(Stored data entries)
* * * * *

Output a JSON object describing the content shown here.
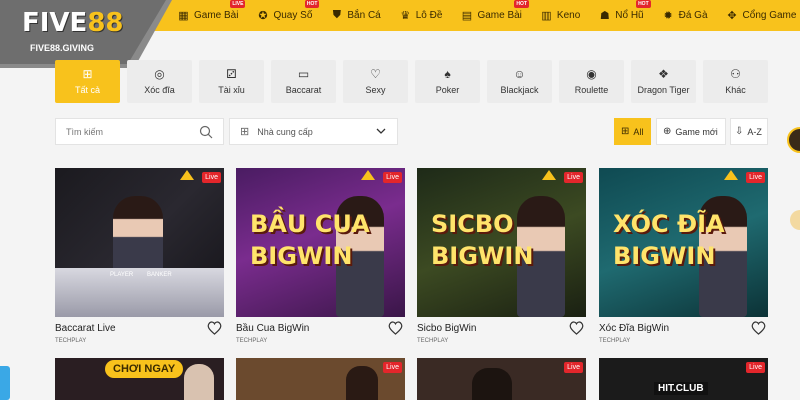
{
  "logo": {
    "brand_main": "FIVE",
    "brand_num": "88",
    "domain": "FIVE88.GIVING"
  },
  "nav": [
    {
      "label": "Game Bài",
      "badge": "LIVE",
      "icon": "cards-icon"
    },
    {
      "label": "Quay Số",
      "badge": "HOT",
      "icon": "ticket-icon"
    },
    {
      "label": "Bắn Cá",
      "badge": "",
      "icon": "fish-icon"
    },
    {
      "label": "Lô Đề",
      "badge": "",
      "icon": "lottery-icon"
    },
    {
      "label": "Game Bài",
      "badge": "HOT",
      "icon": "cards-icon"
    },
    {
      "label": "Keno",
      "badge": "",
      "icon": "keno-icon"
    },
    {
      "label": "Nổ Hũ",
      "badge": "HOT",
      "icon": "jackpot-icon"
    },
    {
      "label": "Đá Gà",
      "badge": "",
      "icon": "rooster-icon"
    },
    {
      "label": "Cổng Game",
      "badge": "",
      "icon": "gamepad-icon"
    }
  ],
  "categories": [
    {
      "label": "Tất cả",
      "icon": "⊞",
      "active": true
    },
    {
      "label": "Xóc đĩa",
      "icon": "◎"
    },
    {
      "label": "Tài xỉu",
      "icon": "⚂"
    },
    {
      "label": "Baccarat",
      "icon": "▭"
    },
    {
      "label": "Sexy",
      "icon": "♡"
    },
    {
      "label": "Poker",
      "icon": "♠"
    },
    {
      "label": "Blackjack",
      "icon": "☺"
    },
    {
      "label": "Roulette",
      "icon": "◉"
    },
    {
      "label": "Dragon Tiger",
      "icon": "❖"
    },
    {
      "label": "Khác",
      "icon": "⚇"
    }
  ],
  "filters": {
    "search_placeholder": "Tìm kiếm",
    "provider_label": "Nhà cung cấp",
    "sort_all": "All",
    "sort_new": "Game mới",
    "sort_az": "A-Z"
  },
  "games": [
    {
      "name": "Baccarat Live",
      "provider": "TECHPLAY",
      "live": "Live",
      "art_title": ""
    },
    {
      "name": "Bầu Cua BigWin",
      "provider": "TECHPLAY",
      "live": "Live",
      "art_title": "BẦU CUA BIGWIN"
    },
    {
      "name": "Sicbo BigWin",
      "provider": "TECHPLAY",
      "live": "Live",
      "art_title": "SICBO BIGWIN"
    },
    {
      "name": "Xóc Đĩa BigWin",
      "provider": "TECHPLAY",
      "live": "Live",
      "art_title": "XÓC ĐĨA BIGWIN"
    }
  ],
  "row2": {
    "play_now": "CHƠI NGAY",
    "live": "Live",
    "hitclub": "HIT.CLUB"
  },
  "art": {
    "line1": [
      "",
      "BẦU CUA",
      "SICBO",
      "XÓC ĐĨA"
    ],
    "line2": [
      "",
      "BIGWIN",
      "BIGWIN",
      "BIGWIN"
    ],
    "player": "PLAYER",
    "banker": "BANKER"
  },
  "colors": {
    "accent": "#f8c21c",
    "live_red": "#e3262b",
    "bg": "#f4f4f4"
  }
}
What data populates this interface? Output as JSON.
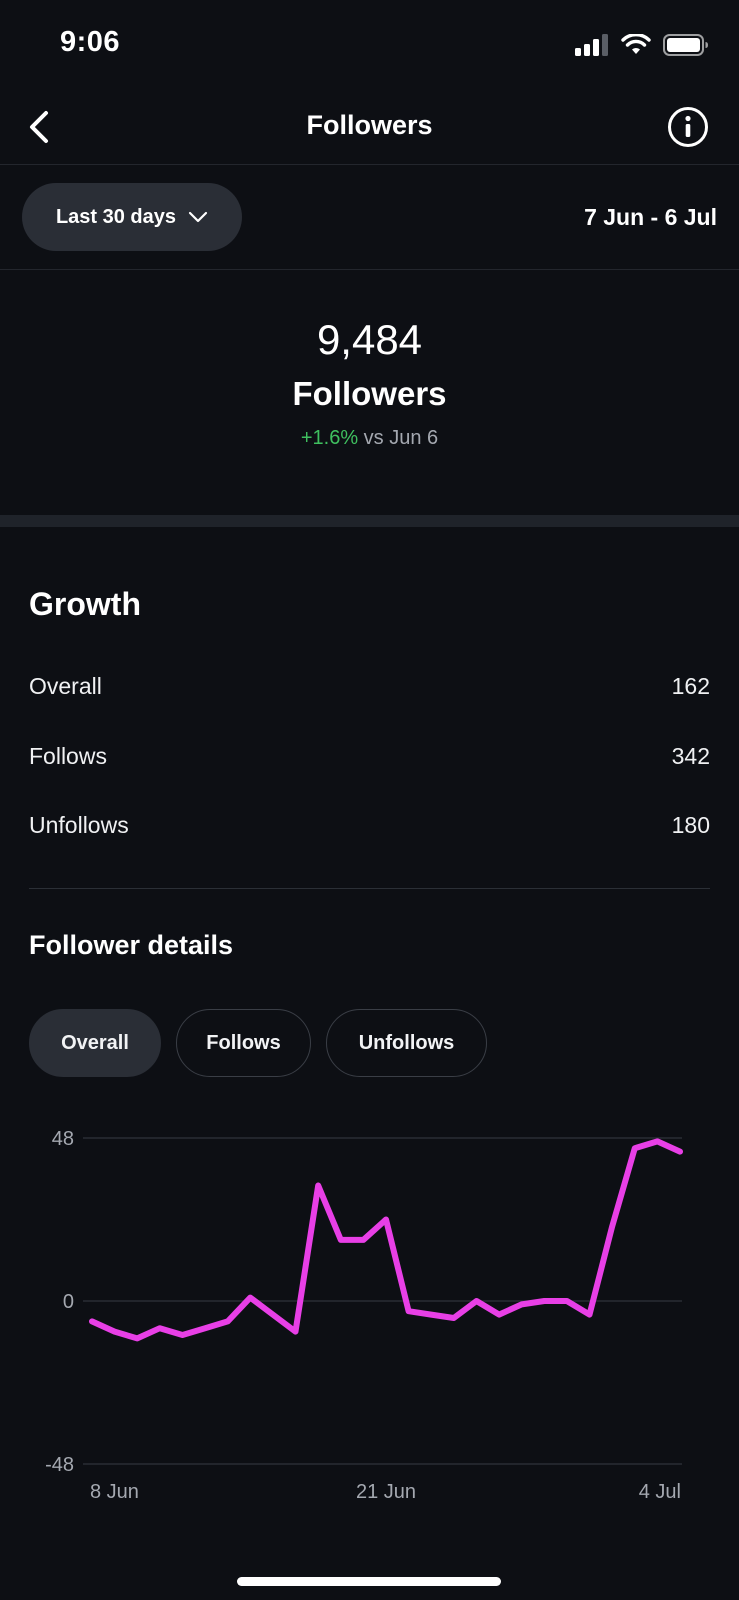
{
  "status_bar": {
    "time": "9:06"
  },
  "nav": {
    "title": "Followers",
    "back_icon": "chevron-left-icon",
    "info_icon": "info-icon"
  },
  "range": {
    "dropdown_label": "Last 30 days",
    "date_range": "7 Jun - 6 Jul"
  },
  "summary": {
    "count": "9,484",
    "label": "Followers",
    "change_pct": "+1.6%",
    "change_context": "vs Jun 6",
    "change_color": "#3fbf5f"
  },
  "growth": {
    "title": "Growth",
    "rows": [
      {
        "label": "Overall",
        "value": "162"
      },
      {
        "label": "Follows",
        "value": "342"
      },
      {
        "label": "Unfollows",
        "value": "180"
      }
    ]
  },
  "details": {
    "title": "Follower details",
    "tabs": [
      {
        "label": "Overall",
        "active": true
      },
      {
        "label": "Follows",
        "active": false
      },
      {
        "label": "Unfollows",
        "active": false
      }
    ]
  },
  "chart_data": {
    "type": "line",
    "series_color": "#e83fe6",
    "y_ticks": [
      "48",
      "0",
      "-48"
    ],
    "ylim": [
      -48,
      48
    ],
    "x_tick_labels": [
      "8 Jun",
      "21 Jun",
      "4 Jul"
    ],
    "x_tick_index": [
      0,
      13,
      26
    ],
    "grid": true,
    "series": [
      {
        "values": [
          -6,
          -9,
          -11,
          -8,
          -10,
          -8,
          -6,
          1,
          -4,
          -9,
          34,
          18,
          18,
          24,
          -3,
          -4,
          -5,
          0,
          -4,
          -1,
          0,
          0,
          -4,
          22,
          45,
          47,
          44
        ]
      }
    ]
  }
}
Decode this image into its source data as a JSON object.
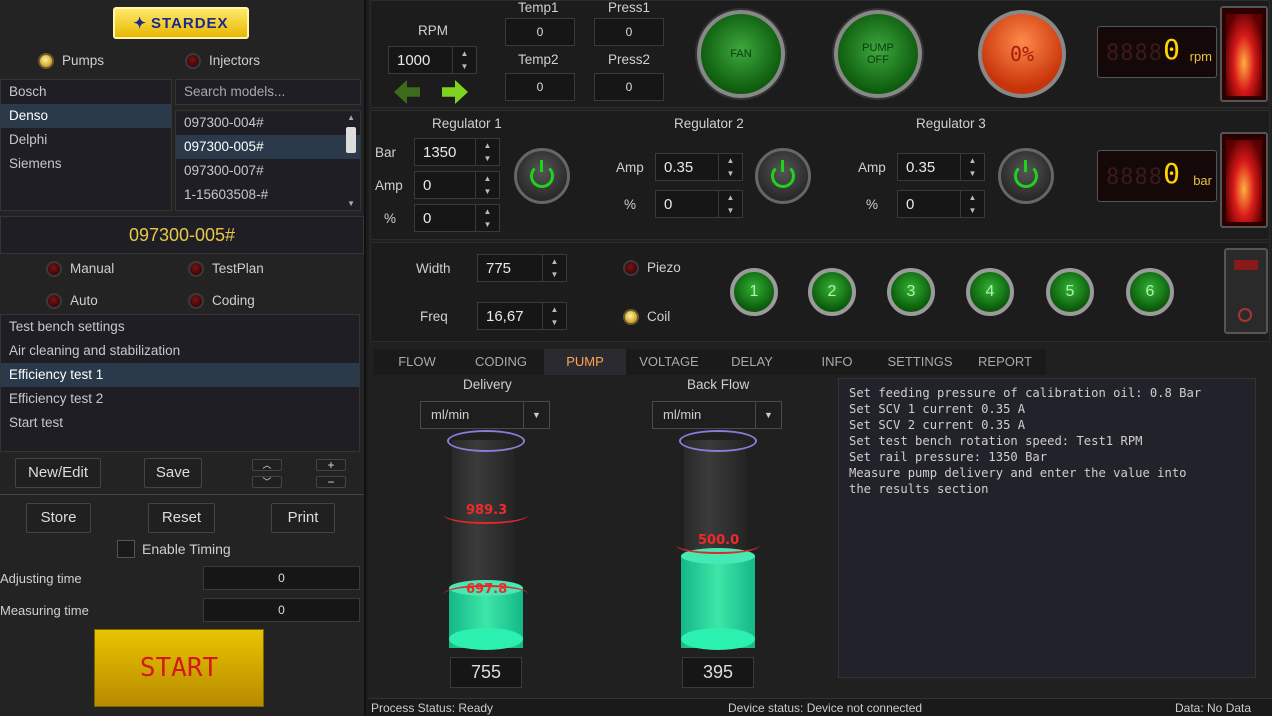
{
  "logo": "STARDEX",
  "mode": {
    "pumps": "Pumps",
    "injectors": "Injectors"
  },
  "brands": [
    "Bosch",
    "Denso",
    "Delphi",
    "Siemens"
  ],
  "search_placeholder": "Search models...",
  "models": [
    "097300-004#",
    "097300-005#",
    "097300-007#",
    "1-15603508-#"
  ],
  "selected_model": "097300-005#",
  "test_modes": {
    "manual": "Manual",
    "testplan": "TestPlan",
    "auto": "Auto",
    "coding": "Coding"
  },
  "tests": [
    "Test bench settings",
    "Air cleaning and stabilization",
    "Efficiency test 1",
    "Efficiency test 2",
    "Start test"
  ],
  "buttons": {
    "new_edit": "New/Edit",
    "save": "Save",
    "store": "Store",
    "reset": "Reset",
    "print": "Print",
    "start": "START",
    "plus": "+",
    "minus": "−"
  },
  "timing": {
    "enable": "Enable Timing",
    "adjusting_label": "Adjusting time",
    "adjusting_value": "0",
    "measuring_label": "Measuring time",
    "measuring_value": "0"
  },
  "top": {
    "rpm_label": "RPM",
    "rpm_value": "1000",
    "temp1_label": "Temp1",
    "temp1_value": "0",
    "press1_label": "Press1",
    "press1_value": "0",
    "temp2_label": "Temp2",
    "temp2_value": "0",
    "press2_label": "Press2",
    "press2_value": "0",
    "fan": "FAN",
    "pump_off_line1": "PUMP",
    "pump_off_line2": "OFF",
    "percent_btn": "0%",
    "rpm_display": "0",
    "rpm_unit": "rpm",
    "bar_display": "0",
    "bar_unit": "bar",
    "display_ghost": "8888"
  },
  "regulators": {
    "r1": {
      "title": "Regulator 1",
      "bar_label": "Bar",
      "bar": "1350",
      "amp_label": "Amp",
      "amp": "0",
      "pct_label": "%",
      "pct": "0"
    },
    "r2": {
      "title": "Regulator 2",
      "amp_label": "Amp",
      "amp": "0.35",
      "pct_label": "%",
      "pct": "0"
    },
    "r3": {
      "title": "Regulator 3",
      "amp_label": "Amp",
      "amp": "0.35",
      "pct_label": "%",
      "pct": "0"
    }
  },
  "injection": {
    "width_label": "Width",
    "width": "775",
    "freq_label": "Freq",
    "freq": "16,67",
    "piezo": "Piezo",
    "coil": "Coil",
    "channels": [
      "1",
      "2",
      "3",
      "4",
      "5",
      "6"
    ]
  },
  "tabs": [
    "FLOW",
    "CODING",
    "PUMP",
    "VOLTAGE",
    "DELAY",
    "INFO",
    "SETTINGS",
    "REPORT"
  ],
  "selected_tab": "PUMP",
  "delivery": {
    "title": "Delivery",
    "unit": "ml/min",
    "upper": "989.3",
    "lower": "697.8",
    "value": "755",
    "fill_fraction": 0.3
  },
  "backflow": {
    "title": "Back Flow",
    "unit": "ml/min",
    "upper": "500.0",
    "value": "395",
    "fill_fraction": 0.46
  },
  "instructions": [
    "Set feeding pressure of calibration oil: 0.8 Bar",
    "Set SCV 1 current 0.35 A",
    "Set SCV 2 current 0.35 A",
    "Set test bench rotation speed: Test1 RPM",
    "Set rail pressure: 1350 Bar",
    "Measure pump delivery and enter the value into",
    "the results section"
  ],
  "status": {
    "process": "Process Status: Ready",
    "device": "Device status: Device not connected",
    "data": "Data: No Data"
  }
}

* * * * *

- _What is needed_
Which lines contain the word "active"? Copy each one.

- _Full output_
      "active": true
        "active": true
        "active": false
        "active": false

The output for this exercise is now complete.